Saved entries:
◇ ◇ ◇ ◇ ◇
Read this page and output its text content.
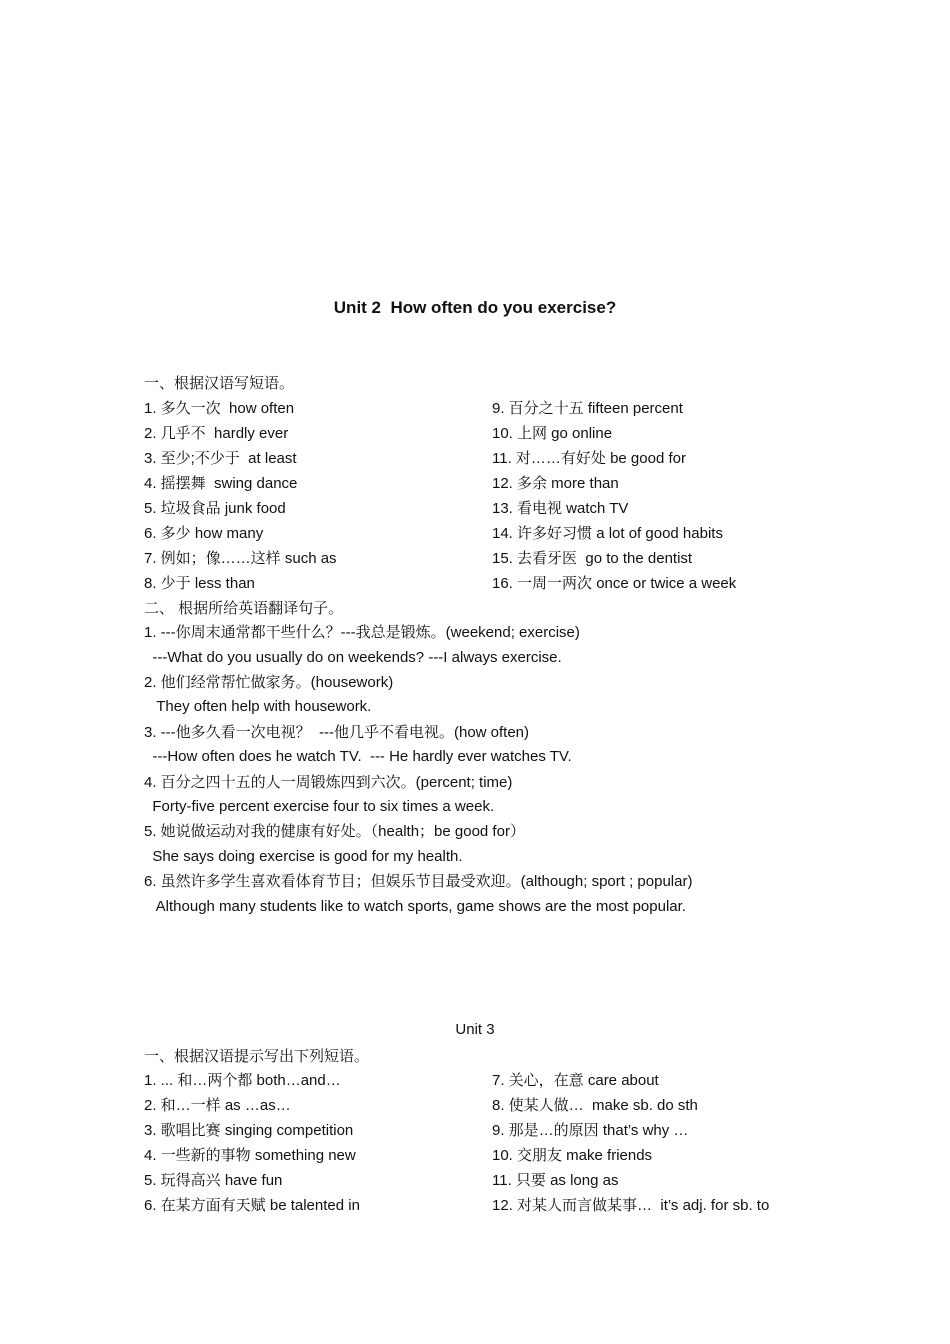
Unit 2  How often do you exercise?
一、根据汉语写短语。
1. 多久一次  how often
2. 几乎不  hardly ever
3. 至少;不少于  at least
4. 摇摆舞  swing dance
5. 垃圾食品 junk food
6. 多少 how many
7. 例如；像……这样 such as
8. 少于 less than
9. 百分之十五 fifteen percent
10. 上网 go online
11. 对……有好处 be good for
12. 多余 more than
13. 看电视 watch TV
14. 许多好习惯 a lot of good habits
15. 去看牙医  go to the dentist
16. 一周一两次 once or twice a week
二、 根据所给英语翻译句子。
1. ---你周末通常都干些什么？---我总是锻炼。(weekend; exercise)
---What do you usually do on weekends? ---I always exercise.
2. 他们经常帮忙做家务。(housework)
They often help with housework.
3. ---他多久看一次电视？  ---他几乎不看电视。(how often)
---How often does he watch TV.  --- He hardly ever watches TV.
4. 百分之四十五的人一周锻炼四到六次。(percent; time)
Forty-five percent exercise four to six times a week.
5. 她说做运动对我的健康有好处。（health；be good for）
She says doing exercise is good for my health.
6. 虽然许多学生喜欢看体育节目；但娱乐节目最受欢迎。(although; sport ; popular)
Although many students like to watch sports, game shows are the most popular.
Unit 3
一、根据汉语提示写出下列短语。
1. ... 和…两个都 both…and…
2. 和…一样 as …as…
3. 歌唱比赛 singing competition
4. 一些新的事物 something new
5. 玩得高兴 have fun
6. 在某方面有天赋 be talented in
7. 关心，在意 care about
8. 使某人做…  make sb. do sth
9. 那是…的原因 that’s why …
10. 交朋友 make friends
11. 只要 as long as
12. 对某人而言做某事…  it’s adj. for sb. to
◇ ◇ ◇ ◇ ◇
Problem to work on: Reproduce the data above in full, exactly as it is, with the pictures left out.

Task response:
Read this page and output its text content.
Unit 2  How often do you exercise?
一、根据汉语写短语。
1. 多久一次  how often
2. 几乎不  hardly ever
3. 至少;不少于  at least
4. 摇摆舞  swing dance
5. 垃圾食品 junk food
6. 多少 how many
7. 例如；像……这样 such as
8. 少于 less than
9. 百分之十五 fifteen percent
10. 上网 go online
11. 对……有好处 be good for
12. 多余 more than
13. 看电视 watch TV
14. 许多好习惯 a lot of good habits
15. 去看牙医  go to the dentist
16. 一周一两次 once or twice a week
二、 根据所给英语翻译句子。
1. ---你周末通常都干些什么？---我总是锻炼。(weekend; exercise)
---What do you usually do on weekends? ---I always exercise.
2. 他们经常帮忙做家务。(housework)
They often help with housework.
3. ---他多久看一次电视？  ---他几乎不看电视。(how often)
---How often does he watch TV.  --- He hardly ever watches TV.
4. 百分之四十五的人一周锻炼四到六次。(percent; time)
Forty-five percent exercise four to six times a week.
5. 她说做运动对我的健康有好处。（health；be good for）
She says doing exercise is good for my health.
6. 虽然许多学生喜欢看体育节目；但娱乐节目最受欢迎。(although; sport ; popular)
Although many students like to watch sports, game shows are the most popular.
Unit 3
一、根据汉语提示写出下列短语。
1. ... 和…两个都 both…and…
2. 和…一样 as …as…
3. 歌唱比赛 singing competition
4. 一些新的事物 something new
5. 玩得高兴 have fun
6. 在某方面有天赋 be talented in
7. 关心，在意 care about
8. 使某人做…  make sb. do sth
9. 那是…的原因 that’s why …
10. 交朋友 make friends
11. 只要 as long as
12. 对某人而言做某事…  it’s adj. for sb. to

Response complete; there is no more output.